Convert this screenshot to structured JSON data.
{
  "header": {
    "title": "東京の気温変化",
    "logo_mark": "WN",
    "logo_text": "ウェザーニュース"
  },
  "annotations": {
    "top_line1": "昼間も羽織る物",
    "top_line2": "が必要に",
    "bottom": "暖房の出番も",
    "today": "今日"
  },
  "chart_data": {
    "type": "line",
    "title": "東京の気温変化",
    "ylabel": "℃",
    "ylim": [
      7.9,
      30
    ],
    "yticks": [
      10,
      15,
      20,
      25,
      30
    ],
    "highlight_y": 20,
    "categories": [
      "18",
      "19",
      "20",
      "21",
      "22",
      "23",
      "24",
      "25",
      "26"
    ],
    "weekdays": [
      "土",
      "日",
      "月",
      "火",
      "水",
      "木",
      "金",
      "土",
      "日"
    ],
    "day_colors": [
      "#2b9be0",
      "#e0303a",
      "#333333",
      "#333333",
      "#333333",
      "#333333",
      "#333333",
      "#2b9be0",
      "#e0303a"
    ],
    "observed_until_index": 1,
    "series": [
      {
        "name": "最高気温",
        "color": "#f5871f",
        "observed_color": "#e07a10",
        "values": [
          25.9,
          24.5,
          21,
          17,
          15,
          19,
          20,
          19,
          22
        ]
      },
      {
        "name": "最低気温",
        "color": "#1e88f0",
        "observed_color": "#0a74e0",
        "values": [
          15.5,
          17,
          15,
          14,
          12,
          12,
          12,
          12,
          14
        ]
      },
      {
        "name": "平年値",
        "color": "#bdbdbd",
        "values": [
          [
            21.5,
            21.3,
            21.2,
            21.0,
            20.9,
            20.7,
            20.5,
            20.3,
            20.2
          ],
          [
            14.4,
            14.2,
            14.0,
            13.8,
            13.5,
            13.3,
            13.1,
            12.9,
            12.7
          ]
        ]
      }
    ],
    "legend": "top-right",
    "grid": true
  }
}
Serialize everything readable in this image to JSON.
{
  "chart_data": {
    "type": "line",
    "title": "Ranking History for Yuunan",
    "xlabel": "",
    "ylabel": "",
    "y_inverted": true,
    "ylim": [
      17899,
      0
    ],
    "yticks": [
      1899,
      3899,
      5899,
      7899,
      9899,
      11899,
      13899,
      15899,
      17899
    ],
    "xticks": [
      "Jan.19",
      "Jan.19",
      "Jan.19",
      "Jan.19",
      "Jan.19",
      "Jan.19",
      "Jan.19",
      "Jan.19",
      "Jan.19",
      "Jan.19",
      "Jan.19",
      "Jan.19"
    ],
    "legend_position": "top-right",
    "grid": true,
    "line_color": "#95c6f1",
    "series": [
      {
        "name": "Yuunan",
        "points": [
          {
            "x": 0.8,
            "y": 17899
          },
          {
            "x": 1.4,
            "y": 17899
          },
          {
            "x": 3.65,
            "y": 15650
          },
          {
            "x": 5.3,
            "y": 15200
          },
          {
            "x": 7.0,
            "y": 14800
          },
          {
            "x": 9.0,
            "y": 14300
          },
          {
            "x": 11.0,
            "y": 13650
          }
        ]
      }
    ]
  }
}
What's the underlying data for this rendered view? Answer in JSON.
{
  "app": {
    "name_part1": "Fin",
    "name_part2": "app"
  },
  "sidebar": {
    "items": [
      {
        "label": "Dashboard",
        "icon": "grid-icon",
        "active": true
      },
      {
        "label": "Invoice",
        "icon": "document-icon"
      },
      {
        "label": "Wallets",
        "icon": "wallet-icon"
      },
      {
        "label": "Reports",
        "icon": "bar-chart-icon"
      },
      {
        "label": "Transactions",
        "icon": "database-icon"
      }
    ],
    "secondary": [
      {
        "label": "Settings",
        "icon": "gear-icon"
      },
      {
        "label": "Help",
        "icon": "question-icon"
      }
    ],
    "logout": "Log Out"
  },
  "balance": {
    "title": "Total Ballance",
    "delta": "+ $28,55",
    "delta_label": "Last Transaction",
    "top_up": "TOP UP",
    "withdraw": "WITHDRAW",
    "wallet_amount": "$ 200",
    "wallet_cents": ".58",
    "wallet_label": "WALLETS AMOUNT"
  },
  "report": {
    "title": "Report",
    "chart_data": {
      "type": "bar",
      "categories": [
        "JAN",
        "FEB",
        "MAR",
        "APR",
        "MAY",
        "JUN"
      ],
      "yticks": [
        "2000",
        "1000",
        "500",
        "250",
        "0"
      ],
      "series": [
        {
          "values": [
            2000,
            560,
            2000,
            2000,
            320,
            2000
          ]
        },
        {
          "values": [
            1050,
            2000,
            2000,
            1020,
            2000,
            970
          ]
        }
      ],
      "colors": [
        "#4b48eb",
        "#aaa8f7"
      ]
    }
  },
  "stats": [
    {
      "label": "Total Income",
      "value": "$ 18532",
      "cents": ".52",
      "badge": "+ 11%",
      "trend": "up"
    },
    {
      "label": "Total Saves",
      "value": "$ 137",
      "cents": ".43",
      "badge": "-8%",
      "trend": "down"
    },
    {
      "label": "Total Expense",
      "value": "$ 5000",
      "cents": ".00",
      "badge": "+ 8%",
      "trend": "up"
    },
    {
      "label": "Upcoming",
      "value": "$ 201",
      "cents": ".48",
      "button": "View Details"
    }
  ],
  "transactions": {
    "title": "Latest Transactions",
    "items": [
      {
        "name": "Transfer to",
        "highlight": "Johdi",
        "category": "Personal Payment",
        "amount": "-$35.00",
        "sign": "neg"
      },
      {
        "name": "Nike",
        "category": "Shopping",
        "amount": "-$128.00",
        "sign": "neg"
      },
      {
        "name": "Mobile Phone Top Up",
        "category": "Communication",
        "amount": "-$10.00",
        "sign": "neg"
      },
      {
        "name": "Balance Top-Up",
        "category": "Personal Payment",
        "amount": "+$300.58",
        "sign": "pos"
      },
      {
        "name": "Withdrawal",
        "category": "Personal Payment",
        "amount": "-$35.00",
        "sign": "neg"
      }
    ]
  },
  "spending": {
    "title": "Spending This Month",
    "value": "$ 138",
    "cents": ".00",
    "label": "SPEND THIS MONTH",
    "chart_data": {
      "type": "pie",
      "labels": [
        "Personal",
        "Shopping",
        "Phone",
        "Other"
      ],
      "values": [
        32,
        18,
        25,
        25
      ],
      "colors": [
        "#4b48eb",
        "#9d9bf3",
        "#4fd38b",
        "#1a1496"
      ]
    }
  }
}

> Exercise details: All of the entries above need to be reproduced exactly.

> Response:
Convert this screenshot to structured JSON data.
{
  "header": {
    "title": "東京の気温変化",
    "logo_mark": "WN",
    "logo_text": "ウェザーニュース"
  },
  "annotations": {
    "top_line1": "昼間も羽織る物",
    "top_line2": "が必要に",
    "bottom": "暖房の出番も",
    "today": "今日"
  },
  "chart_data": {
    "type": "line",
    "title": "東京の気温変化",
    "ylabel": "℃",
    "ylim": [
      7.9,
      30
    ],
    "yticks": [
      10,
      15,
      20,
      25,
      30
    ],
    "highlight_y": 20,
    "categories": [
      "18",
      "19",
      "20",
      "21",
      "22",
      "23",
      "24",
      "25",
      "26"
    ],
    "weekdays": [
      "土",
      "日",
      "月",
      "火",
      "水",
      "木",
      "金",
      "土",
      "日"
    ],
    "day_colors": [
      "#2b9be0",
      "#e0303a",
      "#333333",
      "#333333",
      "#333333",
      "#333333",
      "#333333",
      "#2b9be0",
      "#e0303a"
    ],
    "observed_until_index": 1,
    "series": [
      {
        "name": "最高気温",
        "color": "#f5871f",
        "observed_color": "#e07a10",
        "values": [
          25.9,
          24.5,
          21,
          17,
          15,
          19,
          20,
          19,
          22
        ]
      },
      {
        "name": "最低気温",
        "color": "#1e88f0",
        "observed_color": "#0a74e0",
        "values": [
          15.5,
          17,
          15,
          14,
          12,
          12,
          12,
          12,
          14
        ]
      },
      {
        "name": "平年値",
        "color": "#bdbdbd",
        "values": [
          [
            21.5,
            21.3,
            21.2,
            21.0,
            20.9,
            20.7,
            20.5,
            20.3,
            20.2
          ],
          [
            14.4,
            14.2,
            14.0,
            13.8,
            13.5,
            13.3,
            13.1,
            12.9,
            12.7
          ]
        ]
      }
    ],
    "legend": "top-right",
    "grid": true
  }
}
Serialize everything readable in this image to JSON.
{
  "chart_data": {
    "type": "line",
    "title": "Ranking History for Yuunan",
    "xlabel": "",
    "ylabel": "",
    "y_inverted": true,
    "ylim": [
      17899,
      0
    ],
    "yticks": [
      1899,
      3899,
      5899,
      7899,
      9899,
      11899,
      13899,
      15899,
      17899
    ],
    "xticks": [
      "Jan.19",
      "Jan.19",
      "Jan.19",
      "Jan.19",
      "Jan.19",
      "Jan.19",
      "Jan.19",
      "Jan.19",
      "Jan.19",
      "Jan.19",
      "Jan.19",
      "Jan.19"
    ],
    "legend_position": "top-right",
    "grid": true,
    "line_color": "#95c6f1",
    "series": [
      {
        "name": "Yuunan",
        "points": [
          {
            "x": 0.8,
            "y": 17899
          },
          {
            "x": 1.4,
            "y": 17899
          },
          {
            "x": 3.65,
            "y": 15650
          },
          {
            "x": 5.3,
            "y": 15200
          },
          {
            "x": 7.0,
            "y": 14800
          },
          {
            "x": 9.0,
            "y": 14300
          },
          {
            "x": 11.0,
            "y": 13650
          }
        ]
      }
    ]
  }
}
What's the underlying data for this rendered view? Answer in JSON.
{
  "app": {
    "name_part1": "Fin",
    "name_part2": "app"
  },
  "sidebar": {
    "items": [
      {
        "label": "Dashboard",
        "icon": "grid-icon",
        "active": true
      },
      {
        "label": "Invoice",
        "icon": "document-icon"
      },
      {
        "label": "Wallets",
        "icon": "wallet-icon"
      },
      {
        "label": "Reports",
        "icon": "bar-chart-icon"
      },
      {
        "label": "Transactions",
        "icon": "database-icon"
      }
    ],
    "secondary": [
      {
        "label": "Settings",
        "icon": "gear-icon"
      },
      {
        "label": "Help",
        "icon": "question-icon"
      }
    ],
    "logout": "Log Out"
  },
  "balance": {
    "title": "Total Ballance",
    "delta": "+ $28,55",
    "delta_label": "Last Transaction",
    "top_up": "TOP UP",
    "withdraw": "WITHDRAW",
    "wallet_amount": "$ 200",
    "wallet_cents": ".58",
    "wallet_label": "WALLETS AMOUNT"
  },
  "report": {
    "title": "Report",
    "chart_data": {
      "type": "bar",
      "categories": [
        "JAN",
        "FEB",
        "MAR",
        "APR",
        "MAY",
        "JUN"
      ],
      "yticks": [
        "2000",
        "1000",
        "500",
        "250",
        "0"
      ],
      "series": [
        {
          "values": [
            2000,
            560,
            2000,
            2000,
            320,
            2000
          ]
        },
        {
          "values": [
            1050,
            2000,
            2000,
            1020,
            2000,
            970
          ]
        }
      ],
      "colors": [
        "#4b48eb",
        "#aaa8f7"
      ]
    }
  },
  "stats": [
    {
      "label": "Total Income",
      "value": "$ 18532",
      "cents": ".52",
      "badge": "+ 11%",
      "trend": "up"
    },
    {
      "label": "Total Saves",
      "value": "$ 137",
      "cents": ".43",
      "badge": "-8%",
      "trend": "down"
    },
    {
      "label": "Total Expense",
      "value": "$ 5000",
      "cents": ".00",
      "badge": "+ 8%",
      "trend": "up"
    },
    {
      "label": "Upcoming",
      "value": "$ 201",
      "cents": ".48",
      "button": "View Details"
    }
  ],
  "transactions": {
    "title": "Latest Transactions",
    "items": [
      {
        "name": "Transfer to",
        "highlight": "Johdi",
        "category": "Personal Payment",
        "amount": "-$35.00",
        "sign": "neg"
      },
      {
        "name": "Nike",
        "category": "Shopping",
        "amount": "-$128.00",
        "sign": "neg"
      },
      {
        "name": "Mobile Phone Top Up",
        "category": "Communication",
        "amount": "-$10.00",
        "sign": "neg"
      },
      {
        "name": "Balance Top-Up",
        "category": "Personal Payment",
        "amount": "+$300.58",
        "sign": "pos"
      },
      {
        "name": "Withdrawal",
        "category": "Personal Payment",
        "amount": "-$35.00",
        "sign": "neg"
      }
    ]
  },
  "spending": {
    "title": "Spending This Month",
    "value": "$ 138",
    "cents": ".00",
    "label": "SPEND THIS MONTH",
    "chart_data": {
      "type": "pie",
      "labels": [
        "Personal",
        "Shopping",
        "Phone",
        "Other"
      ],
      "values": [
        32,
        18,
        25,
        25
      ],
      "colors": [
        "#4b48eb",
        "#9d9bf3",
        "#4fd38b",
        "#1a1496"
      ]
    }
  }
}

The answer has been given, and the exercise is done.